- REQUIREMENTS
Output every line below without omitting or altering anything.

- RECORDS FOR THIS EXERCISE
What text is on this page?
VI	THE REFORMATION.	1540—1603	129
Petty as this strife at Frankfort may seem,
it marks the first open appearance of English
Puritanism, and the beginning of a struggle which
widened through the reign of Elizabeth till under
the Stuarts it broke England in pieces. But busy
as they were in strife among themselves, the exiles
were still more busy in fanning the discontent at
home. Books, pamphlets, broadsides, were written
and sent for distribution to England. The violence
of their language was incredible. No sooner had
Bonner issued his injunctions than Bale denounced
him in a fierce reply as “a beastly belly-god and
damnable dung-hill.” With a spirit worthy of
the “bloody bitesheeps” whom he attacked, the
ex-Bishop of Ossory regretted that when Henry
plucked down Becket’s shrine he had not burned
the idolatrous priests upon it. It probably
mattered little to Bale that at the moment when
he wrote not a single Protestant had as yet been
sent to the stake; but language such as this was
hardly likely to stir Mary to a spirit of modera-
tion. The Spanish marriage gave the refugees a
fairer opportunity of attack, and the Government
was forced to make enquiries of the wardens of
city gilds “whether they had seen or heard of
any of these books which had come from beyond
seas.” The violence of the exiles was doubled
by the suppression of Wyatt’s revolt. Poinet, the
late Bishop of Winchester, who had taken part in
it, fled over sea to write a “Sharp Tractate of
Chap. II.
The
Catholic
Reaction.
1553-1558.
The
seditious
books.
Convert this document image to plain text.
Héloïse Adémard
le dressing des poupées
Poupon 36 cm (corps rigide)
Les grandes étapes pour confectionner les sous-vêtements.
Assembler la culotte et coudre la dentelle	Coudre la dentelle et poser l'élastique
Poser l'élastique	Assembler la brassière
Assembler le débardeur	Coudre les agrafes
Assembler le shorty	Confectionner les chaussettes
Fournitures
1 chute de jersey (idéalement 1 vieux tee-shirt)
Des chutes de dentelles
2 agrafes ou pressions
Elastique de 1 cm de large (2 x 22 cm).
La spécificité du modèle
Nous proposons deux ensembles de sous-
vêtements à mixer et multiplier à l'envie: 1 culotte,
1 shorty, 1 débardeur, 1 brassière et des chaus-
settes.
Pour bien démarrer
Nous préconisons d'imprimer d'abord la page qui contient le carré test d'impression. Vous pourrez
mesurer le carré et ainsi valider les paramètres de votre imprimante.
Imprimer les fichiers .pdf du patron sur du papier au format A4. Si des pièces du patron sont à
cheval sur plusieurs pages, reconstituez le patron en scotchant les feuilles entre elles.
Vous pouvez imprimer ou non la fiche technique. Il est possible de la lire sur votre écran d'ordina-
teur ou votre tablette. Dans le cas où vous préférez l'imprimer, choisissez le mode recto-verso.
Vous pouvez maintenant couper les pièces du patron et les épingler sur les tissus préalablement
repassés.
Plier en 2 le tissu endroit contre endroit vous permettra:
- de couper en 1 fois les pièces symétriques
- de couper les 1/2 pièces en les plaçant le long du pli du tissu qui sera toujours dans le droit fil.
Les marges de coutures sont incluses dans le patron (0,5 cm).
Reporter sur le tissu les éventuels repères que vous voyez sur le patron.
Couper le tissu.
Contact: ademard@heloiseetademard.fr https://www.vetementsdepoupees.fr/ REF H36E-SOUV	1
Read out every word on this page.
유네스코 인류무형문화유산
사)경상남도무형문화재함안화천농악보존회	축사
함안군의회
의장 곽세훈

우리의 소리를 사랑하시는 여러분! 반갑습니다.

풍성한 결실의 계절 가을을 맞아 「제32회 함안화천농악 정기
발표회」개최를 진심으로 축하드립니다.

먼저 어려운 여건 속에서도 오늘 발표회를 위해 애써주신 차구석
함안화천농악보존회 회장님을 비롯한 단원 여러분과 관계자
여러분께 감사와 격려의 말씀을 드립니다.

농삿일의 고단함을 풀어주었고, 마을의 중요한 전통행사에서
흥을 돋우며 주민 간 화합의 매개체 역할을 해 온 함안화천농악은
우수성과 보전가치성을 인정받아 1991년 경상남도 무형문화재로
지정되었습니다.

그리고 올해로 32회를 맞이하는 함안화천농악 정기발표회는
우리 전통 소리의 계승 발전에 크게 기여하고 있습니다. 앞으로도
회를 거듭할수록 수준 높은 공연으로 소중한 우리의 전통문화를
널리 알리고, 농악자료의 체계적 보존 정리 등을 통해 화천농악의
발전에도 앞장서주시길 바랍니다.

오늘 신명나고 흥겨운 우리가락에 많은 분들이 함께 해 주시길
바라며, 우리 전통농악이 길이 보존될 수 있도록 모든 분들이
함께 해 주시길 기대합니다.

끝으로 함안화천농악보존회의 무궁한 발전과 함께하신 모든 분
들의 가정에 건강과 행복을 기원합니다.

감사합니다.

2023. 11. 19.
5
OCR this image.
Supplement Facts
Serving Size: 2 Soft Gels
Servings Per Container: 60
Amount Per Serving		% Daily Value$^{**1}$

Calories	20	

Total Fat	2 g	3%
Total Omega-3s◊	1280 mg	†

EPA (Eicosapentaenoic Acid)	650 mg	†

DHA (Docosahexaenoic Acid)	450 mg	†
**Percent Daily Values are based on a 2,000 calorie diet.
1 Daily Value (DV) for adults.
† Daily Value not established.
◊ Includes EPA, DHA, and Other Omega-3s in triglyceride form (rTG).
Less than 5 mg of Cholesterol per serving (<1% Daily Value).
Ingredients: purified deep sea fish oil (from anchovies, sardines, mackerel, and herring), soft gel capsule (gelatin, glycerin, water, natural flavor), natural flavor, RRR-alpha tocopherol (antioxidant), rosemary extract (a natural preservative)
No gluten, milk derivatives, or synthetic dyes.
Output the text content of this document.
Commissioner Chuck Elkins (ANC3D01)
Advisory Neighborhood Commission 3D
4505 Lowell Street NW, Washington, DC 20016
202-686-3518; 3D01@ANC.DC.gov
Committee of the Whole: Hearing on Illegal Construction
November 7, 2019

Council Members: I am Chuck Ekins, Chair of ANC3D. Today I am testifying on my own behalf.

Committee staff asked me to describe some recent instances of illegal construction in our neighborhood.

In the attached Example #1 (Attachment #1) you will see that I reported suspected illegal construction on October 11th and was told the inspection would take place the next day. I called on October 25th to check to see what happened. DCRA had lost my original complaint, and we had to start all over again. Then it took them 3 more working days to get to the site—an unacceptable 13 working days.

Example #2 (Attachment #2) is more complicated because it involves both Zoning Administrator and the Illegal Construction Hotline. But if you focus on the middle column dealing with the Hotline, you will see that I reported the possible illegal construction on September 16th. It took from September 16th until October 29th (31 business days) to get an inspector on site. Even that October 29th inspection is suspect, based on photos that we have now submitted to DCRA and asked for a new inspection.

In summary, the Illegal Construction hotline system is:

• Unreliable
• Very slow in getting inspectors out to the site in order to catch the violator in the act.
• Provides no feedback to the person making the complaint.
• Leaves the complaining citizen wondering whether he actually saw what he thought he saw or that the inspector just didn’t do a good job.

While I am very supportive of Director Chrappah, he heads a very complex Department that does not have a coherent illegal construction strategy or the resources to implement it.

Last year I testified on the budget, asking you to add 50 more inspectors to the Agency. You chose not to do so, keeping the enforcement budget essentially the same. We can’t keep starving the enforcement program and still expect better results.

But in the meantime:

- SOLUTION TO THE PROBLEM
What text is on this page?
VI	THE REFORMATION.	1540—1603	129
Petty as this strife at Frankfort may seem,
it marks the first open appearance of English
Puritanism, and the beginning of a struggle which
widened through the reign of Elizabeth till under
the Stuarts it broke England in pieces. But busy
as they were in strife among themselves, the exiles
were still more busy in fanning the discontent at
home. Books, pamphlets, broadsides, were written
and sent for distribution to England. The violence
of their language was incredible. No sooner had
Bonner issued his injunctions than Bale denounced
him in a fierce reply as “a beastly belly-god and
damnable dung-hill.” With a spirit worthy of
the “bloody bitesheeps” whom he attacked, the
ex-Bishop of Ossory regretted that when Henry
plucked down Becket’s shrine he had not burned
the idolatrous priests upon it. It probably
mattered little to Bale that at the moment when
he wrote not a single Protestant had as yet been
sent to the stake; but language such as this was
hardly likely to stir Mary to a spirit of modera-
tion. The Spanish marriage gave the refugees a
fairer opportunity of attack, and the Government
was forced to make enquiries of the wardens of
city gilds “whether they had seen or heard of
any of these books which had come from beyond
seas.” The violence of the exiles was doubled
by the suppression of Wyatt’s revolt. Poinet, the
late Bishop of Winchester, who had taken part in
it, fled over sea to write a “Sharp Tractate of
Chap. II.
The
Catholic
Reaction.
1553-1558.
The
seditious
books.
Convert this document image to plain text.
Héloïse Adémard
le dressing des poupées
Poupon 36 cm (corps rigide)
Les grandes étapes pour confectionner les sous-vêtements.
Assembler la culotte et coudre la dentelle	Coudre la dentelle et poser l'élastique
Poser l'élastique	Assembler la brassière
Assembler le débardeur	Coudre les agrafes
Assembler le shorty	Confectionner les chaussettes
Fournitures
1 chute de jersey (idéalement 1 vieux tee-shirt)
Des chutes de dentelles
2 agrafes ou pressions
Elastique de 1 cm de large (2 x 22 cm).
La spécificité du modèle
Nous proposons deux ensembles de sous-
vêtements à mixer et multiplier à l'envie: 1 culotte,
1 shorty, 1 débardeur, 1 brassière et des chaus-
settes.
Pour bien démarrer
Nous préconisons d'imprimer d'abord la page qui contient le carré test d'impression. Vous pourrez
mesurer le carré et ainsi valider les paramètres de votre imprimante.
Imprimer les fichiers .pdf du patron sur du papier au format A4. Si des pièces du patron sont à
cheval sur plusieurs pages, reconstituez le patron en scotchant les feuilles entre elles.
Vous pouvez imprimer ou non la fiche technique. Il est possible de la lire sur votre écran d'ordina-
teur ou votre tablette. Dans le cas où vous préférez l'imprimer, choisissez le mode recto-verso.
Vous pouvez maintenant couper les pièces du patron et les épingler sur les tissus préalablement
repassés.
Plier en 2 le tissu endroit contre endroit vous permettra:
- de couper en 1 fois les pièces symétriques
- de couper les 1/2 pièces en les plaçant le long du pli du tissu qui sera toujours dans le droit fil.
Les marges de coutures sont incluses dans le patron (0,5 cm).
Reporter sur le tissu les éventuels repères que vous voyez sur le patron.
Couper le tissu.
Contact: ademard@heloiseetademard.fr https://www.vetementsdepoupees.fr/ REF H36E-SOUV	1
Read out every word on this page.
유네스코 인류무형문화유산
사)경상남도무형문화재함안화천농악보존회	축사
함안군의회
의장 곽세훈

우리의 소리를 사랑하시는 여러분! 반갑습니다.

풍성한 결실의 계절 가을을 맞아 「제32회 함안화천농악 정기
발표회」개최를 진심으로 축하드립니다.

먼저 어려운 여건 속에서도 오늘 발표회를 위해 애써주신 차구석
함안화천농악보존회 회장님을 비롯한 단원 여러분과 관계자
여러분께 감사와 격려의 말씀을 드립니다.

농삿일의 고단함을 풀어주었고, 마을의 중요한 전통행사에서
흥을 돋우며 주민 간 화합의 매개체 역할을 해 온 함안화천농악은
우수성과 보전가치성을 인정받아 1991년 경상남도 무형문화재로
지정되었습니다.

그리고 올해로 32회를 맞이하는 함안화천농악 정기발표회는
우리 전통 소리의 계승 발전에 크게 기여하고 있습니다. 앞으로도
회를 거듭할수록 수준 높은 공연으로 소중한 우리의 전통문화를
널리 알리고, 농악자료의 체계적 보존 정리 등을 통해 화천농악의
발전에도 앞장서주시길 바랍니다.

오늘 신명나고 흥겨운 우리가락에 많은 분들이 함께 해 주시길
바라며, 우리 전통농악이 길이 보존될 수 있도록 모든 분들이
함께 해 주시길 기대합니다.

끝으로 함안화천농악보존회의 무궁한 발전과 함께하신 모든 분
들의 가정에 건강과 행복을 기원합니다.

감사합니다.

2023. 11. 19.
5
OCR this image.
Supplement Facts
Serving Size: 2 Soft Gels
Servings Per Container: 60
Amount Per Serving		% Daily Value$^{**1}$

Calories	20	

Total Fat	2 g	3%
Total Omega-3s◊	1280 mg	†

EPA (Eicosapentaenoic Acid)	650 mg	†

DHA (Docosahexaenoic Acid)	450 mg	†
**Percent Daily Values are based on a 2,000 calorie diet.
1 Daily Value (DV) for adults.
† Daily Value not established.
◊ Includes EPA, DHA, and Other Omega-3s in triglyceride form (rTG).
Less than 5 mg of Cholesterol per serving (<1% Daily Value).
Ingredients: purified deep sea fish oil (from anchovies, sardines, mackerel, and herring), soft gel capsule (gelatin, glycerin, water, natural flavor), natural flavor, RRR-alpha tocopherol (antioxidant), rosemary extract (a natural preservative)
No gluten, milk derivatives, or synthetic dyes.
Output the text content of this document.
Commissioner Chuck Elkins (ANC3D01)
Advisory Neighborhood Commission 3D
4505 Lowell Street NW, Washington, DC 20016
202-686-3518; 3D01@ANC.DC.gov
Committee of the Whole: Hearing on Illegal Construction
November 7, 2019

Council Members: I am Chuck Ekins, Chair of ANC3D. Today I am testifying on my own behalf.

Committee staff asked me to describe some recent instances of illegal construction in our neighborhood.

In the attached Example #1 (Attachment #1) you will see that I reported suspected illegal construction on October 11th and was told the inspection would take place the next day. I called on October 25th to check to see what happened. DCRA had lost my original complaint, and we had to start all over again. Then it took them 3 more working days to get to the site—an unacceptable 13 working days.

Example #2 (Attachment #2) is more complicated because it involves both Zoning Administrator and the Illegal Construction Hotline. But if you focus on the middle column dealing with the Hotline, you will see that I reported the possible illegal construction on September 16th. It took from September 16th until October 29th (31 business days) to get an inspector on site. Even that October 29th inspection is suspect, based on photos that we have now submitted to DCRA and asked for a new inspection.

In summary, the Illegal Construction hotline system is:

• Unreliable
• Very slow in getting inspectors out to the site in order to catch the violator in the act.
• Provides no feedback to the person making the complaint.
• Leaves the complaining citizen wondering whether he actually saw what he thought he saw or that the inspector just didn’t do a good job.

While I am very supportive of Director Chrappah, he heads a very complex Department that does not have a coherent illegal construction strategy or the resources to implement it.

Last year I testified on the budget, asking you to add 50 more inspectors to the Agency. You chose not to do so, keeping the enforcement budget essentially the same. We can’t keep starving the enforcement program and still expect better results.

But in the meantime:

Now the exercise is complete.